━━━ SUPPLIED INFORMATION ━━━
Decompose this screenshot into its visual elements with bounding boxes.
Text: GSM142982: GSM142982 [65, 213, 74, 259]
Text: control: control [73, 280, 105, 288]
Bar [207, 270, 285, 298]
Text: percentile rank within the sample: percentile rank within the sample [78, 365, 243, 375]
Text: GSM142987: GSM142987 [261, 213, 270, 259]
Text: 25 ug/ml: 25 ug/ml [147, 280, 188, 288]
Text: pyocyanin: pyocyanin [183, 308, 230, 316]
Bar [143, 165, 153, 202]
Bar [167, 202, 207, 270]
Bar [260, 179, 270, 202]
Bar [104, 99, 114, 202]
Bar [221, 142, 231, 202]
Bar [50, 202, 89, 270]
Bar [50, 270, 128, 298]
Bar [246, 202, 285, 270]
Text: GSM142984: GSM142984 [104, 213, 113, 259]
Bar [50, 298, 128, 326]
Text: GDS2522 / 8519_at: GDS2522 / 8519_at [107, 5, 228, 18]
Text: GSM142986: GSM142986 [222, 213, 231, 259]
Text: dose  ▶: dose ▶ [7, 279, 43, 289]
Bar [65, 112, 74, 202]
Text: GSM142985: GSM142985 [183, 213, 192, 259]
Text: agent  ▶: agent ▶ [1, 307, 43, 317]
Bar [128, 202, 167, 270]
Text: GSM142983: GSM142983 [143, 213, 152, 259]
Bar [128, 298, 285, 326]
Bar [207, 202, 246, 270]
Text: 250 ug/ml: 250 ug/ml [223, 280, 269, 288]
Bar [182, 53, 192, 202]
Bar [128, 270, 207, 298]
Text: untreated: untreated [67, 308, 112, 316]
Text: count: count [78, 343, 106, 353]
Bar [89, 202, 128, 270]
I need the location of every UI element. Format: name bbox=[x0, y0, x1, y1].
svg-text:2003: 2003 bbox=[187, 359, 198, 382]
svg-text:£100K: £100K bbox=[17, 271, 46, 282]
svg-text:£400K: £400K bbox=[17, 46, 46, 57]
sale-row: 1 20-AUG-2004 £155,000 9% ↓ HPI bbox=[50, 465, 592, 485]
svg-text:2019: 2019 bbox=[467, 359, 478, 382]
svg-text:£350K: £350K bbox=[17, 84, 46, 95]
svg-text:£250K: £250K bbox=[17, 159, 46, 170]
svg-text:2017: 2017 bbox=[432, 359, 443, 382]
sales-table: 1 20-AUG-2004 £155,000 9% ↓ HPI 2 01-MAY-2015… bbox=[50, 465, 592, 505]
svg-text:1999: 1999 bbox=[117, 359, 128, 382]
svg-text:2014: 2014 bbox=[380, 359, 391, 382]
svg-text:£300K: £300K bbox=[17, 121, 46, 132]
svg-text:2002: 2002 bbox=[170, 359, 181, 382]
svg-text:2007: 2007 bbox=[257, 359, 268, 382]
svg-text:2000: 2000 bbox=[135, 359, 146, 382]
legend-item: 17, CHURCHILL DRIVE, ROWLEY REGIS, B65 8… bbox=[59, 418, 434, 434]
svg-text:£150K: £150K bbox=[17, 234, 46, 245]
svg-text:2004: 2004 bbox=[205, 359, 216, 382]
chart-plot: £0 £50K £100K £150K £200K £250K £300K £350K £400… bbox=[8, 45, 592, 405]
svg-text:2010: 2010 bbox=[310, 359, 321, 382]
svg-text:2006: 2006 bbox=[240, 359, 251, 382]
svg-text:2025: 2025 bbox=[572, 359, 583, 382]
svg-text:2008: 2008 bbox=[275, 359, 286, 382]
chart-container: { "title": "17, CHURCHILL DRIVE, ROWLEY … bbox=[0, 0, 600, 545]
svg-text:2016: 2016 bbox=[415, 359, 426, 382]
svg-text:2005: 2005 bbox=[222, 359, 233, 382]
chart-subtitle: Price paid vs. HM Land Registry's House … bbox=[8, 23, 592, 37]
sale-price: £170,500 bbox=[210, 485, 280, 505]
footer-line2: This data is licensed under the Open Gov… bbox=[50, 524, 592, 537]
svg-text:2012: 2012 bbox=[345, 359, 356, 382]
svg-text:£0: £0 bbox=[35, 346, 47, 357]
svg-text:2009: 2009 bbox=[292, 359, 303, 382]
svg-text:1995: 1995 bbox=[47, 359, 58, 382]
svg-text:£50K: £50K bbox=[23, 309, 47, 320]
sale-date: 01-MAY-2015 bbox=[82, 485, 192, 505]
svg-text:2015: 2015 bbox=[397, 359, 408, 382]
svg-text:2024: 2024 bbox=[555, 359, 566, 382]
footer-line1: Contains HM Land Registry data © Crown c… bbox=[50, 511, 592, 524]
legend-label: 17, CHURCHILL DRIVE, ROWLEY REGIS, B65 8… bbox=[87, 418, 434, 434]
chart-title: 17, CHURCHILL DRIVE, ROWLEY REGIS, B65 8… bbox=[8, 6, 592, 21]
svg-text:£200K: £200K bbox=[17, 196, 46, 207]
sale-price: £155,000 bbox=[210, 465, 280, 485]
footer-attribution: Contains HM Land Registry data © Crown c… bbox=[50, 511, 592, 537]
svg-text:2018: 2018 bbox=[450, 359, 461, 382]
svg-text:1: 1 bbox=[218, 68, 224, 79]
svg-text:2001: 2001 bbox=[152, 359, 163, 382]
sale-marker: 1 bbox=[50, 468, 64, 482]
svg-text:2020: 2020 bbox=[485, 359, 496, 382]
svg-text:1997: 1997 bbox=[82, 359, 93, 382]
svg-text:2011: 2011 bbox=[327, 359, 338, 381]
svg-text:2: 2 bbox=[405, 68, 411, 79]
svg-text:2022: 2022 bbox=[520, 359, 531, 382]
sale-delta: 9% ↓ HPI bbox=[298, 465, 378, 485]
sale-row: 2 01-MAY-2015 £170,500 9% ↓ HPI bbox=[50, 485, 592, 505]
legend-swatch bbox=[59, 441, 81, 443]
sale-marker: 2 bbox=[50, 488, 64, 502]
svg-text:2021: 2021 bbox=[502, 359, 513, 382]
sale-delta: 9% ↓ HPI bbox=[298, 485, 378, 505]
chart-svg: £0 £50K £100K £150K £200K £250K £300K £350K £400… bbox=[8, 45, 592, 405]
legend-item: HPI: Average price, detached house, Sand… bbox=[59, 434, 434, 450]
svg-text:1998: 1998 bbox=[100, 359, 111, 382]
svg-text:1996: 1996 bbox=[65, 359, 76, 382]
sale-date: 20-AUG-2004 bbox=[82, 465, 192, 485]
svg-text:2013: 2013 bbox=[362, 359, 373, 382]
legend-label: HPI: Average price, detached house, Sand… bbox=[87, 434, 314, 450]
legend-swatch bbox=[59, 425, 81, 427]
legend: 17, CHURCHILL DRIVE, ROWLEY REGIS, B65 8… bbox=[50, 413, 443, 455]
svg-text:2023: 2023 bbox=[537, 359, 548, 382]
━━━
Reproduce all of the lines in the material above without changing anything.

Decompose this screenshot into its visual elements with bounding boxes.
Text: GSM142982: GSM142982 [65, 213, 74, 259]
Text: control: control [73, 280, 105, 288]
Bar [207, 270, 285, 298]
Text: percentile rank within the sample: percentile rank within the sample [78, 365, 243, 375]
Text: GSM142987: GSM142987 [261, 213, 270, 259]
Text: 25 ug/ml: 25 ug/ml [147, 280, 188, 288]
Text: pyocyanin: pyocyanin [183, 308, 230, 316]
Bar [143, 165, 153, 202]
Bar [167, 202, 207, 270]
Bar [260, 179, 270, 202]
Bar [104, 99, 114, 202]
Bar [221, 142, 231, 202]
Bar [50, 202, 89, 270]
Bar [50, 270, 128, 298]
Bar [246, 202, 285, 270]
Text: GSM142984: GSM142984 [104, 213, 113, 259]
Bar [50, 298, 128, 326]
Text: GDS2522 / 8519_at: GDS2522 / 8519_at [107, 5, 228, 18]
Text: GSM142986: GSM142986 [222, 213, 231, 259]
Text: dose  ▶: dose ▶ [7, 279, 43, 289]
Bar [65, 112, 74, 202]
Text: GSM142985: GSM142985 [183, 213, 192, 259]
Text: agent  ▶: agent ▶ [1, 307, 43, 317]
Bar [128, 202, 167, 270]
Text: GSM142983: GSM142983 [143, 213, 152, 259]
Bar [128, 298, 285, 326]
Bar [207, 202, 246, 270]
Text: 250 ug/ml: 250 ug/ml [223, 280, 269, 288]
Bar [182, 53, 192, 202]
Bar [128, 270, 207, 298]
Text: untreated: untreated [67, 308, 112, 316]
Text: count: count [78, 343, 106, 353]
Bar [89, 202, 128, 270]
I need the location of every UI element. Format: name bbox=[x0, y0, x1, y1].
svg-text:2003: 2003 bbox=[187, 359, 198, 382]
svg-text:£100K: £100K bbox=[17, 271, 46, 282]
svg-text:£400K: £400K bbox=[17, 46, 46, 57]
sale-row: 1 20-AUG-2004 £155,000 9% ↓ HPI bbox=[50, 465, 592, 485]
svg-text:2019: 2019 bbox=[467, 359, 478, 382]
svg-text:£350K: £350K bbox=[17, 84, 46, 95]
svg-text:£250K: £250K bbox=[17, 159, 46, 170]
svg-text:2017: 2017 bbox=[432, 359, 443, 382]
sales-table: 1 20-AUG-2004 £155,000 9% ↓ HPI 2 01-MAY-2015… bbox=[50, 465, 592, 505]
svg-text:1999: 1999 bbox=[117, 359, 128, 382]
svg-text:2014: 2014 bbox=[380, 359, 391, 382]
svg-text:£300K: £300K bbox=[17, 121, 46, 132]
svg-text:2002: 2002 bbox=[170, 359, 181, 382]
svg-text:2007: 2007 bbox=[257, 359, 268, 382]
svg-text:2000: 2000 bbox=[135, 359, 146, 382]
legend-item: 17, CHURCHILL DRIVE, ROWLEY REGIS, B65 8… bbox=[59, 418, 434, 434]
svg-text:£150K: £150K bbox=[17, 234, 46, 245]
svg-text:2004: 2004 bbox=[205, 359, 216, 382]
chart-plot: £0 £50K £100K £150K £200K £250K £300K £350K £400… bbox=[8, 45, 592, 405]
svg-text:2010: 2010 bbox=[310, 359, 321, 382]
svg-text:2006: 2006 bbox=[240, 359, 251, 382]
svg-text:2025: 2025 bbox=[572, 359, 583, 382]
svg-text:2008: 2008 bbox=[275, 359, 286, 382]
chart-container: { "title": "17, CHURCHILL DRIVE, ROWLEY … bbox=[0, 0, 600, 545]
svg-text:2016: 2016 bbox=[415, 359, 426, 382]
svg-text:2005: 2005 bbox=[222, 359, 233, 382]
chart-subtitle: Price paid vs. HM Land Registry's House … bbox=[8, 23, 592, 37]
sale-price: £170,500 bbox=[210, 485, 280, 505]
footer-line2: This data is licensed under the Open Gov… bbox=[50, 524, 592, 537]
svg-text:2012: 2012 bbox=[345, 359, 356, 382]
svg-text:£0: £0 bbox=[35, 346, 47, 357]
svg-text:2009: 2009 bbox=[292, 359, 303, 382]
svg-text:1995: 1995 bbox=[47, 359, 58, 382]
svg-text:£50K: £50K bbox=[23, 309, 47, 320]
sale-date: 01-MAY-2015 bbox=[82, 485, 192, 505]
svg-text:2015: 2015 bbox=[397, 359, 408, 382]
svg-text:2024: 2024 bbox=[555, 359, 566, 382]
footer-line1: Contains HM Land Registry data © Crown c… bbox=[50, 511, 592, 524]
legend-label: 17, CHURCHILL DRIVE, ROWLEY REGIS, B65 8… bbox=[87, 418, 434, 434]
chart-title: 17, CHURCHILL DRIVE, ROWLEY REGIS, B65 8… bbox=[8, 6, 592, 21]
svg-text:£200K: £200K bbox=[17, 196, 46, 207]
sale-price: £155,000 bbox=[210, 465, 280, 485]
footer-attribution: Contains HM Land Registry data © Crown c… bbox=[50, 511, 592, 537]
svg-text:2018: 2018 bbox=[450, 359, 461, 382]
svg-text:1: 1 bbox=[218, 68, 224, 79]
svg-text:2001: 2001 bbox=[152, 359, 163, 382]
sale-marker: 1 bbox=[50, 468, 64, 482]
svg-text:2020: 2020 bbox=[485, 359, 496, 382]
svg-text:1997: 1997 bbox=[82, 359, 93, 382]
svg-text:2011: 2011 bbox=[327, 359, 338, 381]
svg-text:2: 2 bbox=[405, 68, 411, 79]
svg-text:2022: 2022 bbox=[520, 359, 531, 382]
sale-delta: 9% ↓ HPI bbox=[298, 465, 378, 485]
sale-row: 2 01-MAY-2015 £170,500 9% ↓ HPI bbox=[50, 485, 592, 505]
legend-swatch bbox=[59, 441, 81, 443]
sale-marker: 2 bbox=[50, 488, 64, 502]
svg-text:2021: 2021 bbox=[502, 359, 513, 382]
sale-delta: 9% ↓ HPI bbox=[298, 485, 378, 505]
chart-svg: £0 £50K £100K £150K £200K £250K £300K £350K £400… bbox=[8, 45, 592, 405]
legend-item: HPI: Average price, detached house, Sand… bbox=[59, 434, 434, 450]
svg-text:1998: 1998 bbox=[100, 359, 111, 382]
svg-text:1996: 1996 bbox=[65, 359, 76, 382]
sale-date: 20-AUG-2004 bbox=[82, 465, 192, 485]
svg-text:2013: 2013 bbox=[362, 359, 373, 382]
legend-label: HPI: Average price, detached house, Sand… bbox=[87, 434, 314, 450]
legend-swatch bbox=[59, 425, 81, 427]
legend: 17, CHURCHILL DRIVE, ROWLEY REGIS, B65 8… bbox=[50, 413, 443, 455]
svg-text:2023: 2023 bbox=[537, 359, 548, 382]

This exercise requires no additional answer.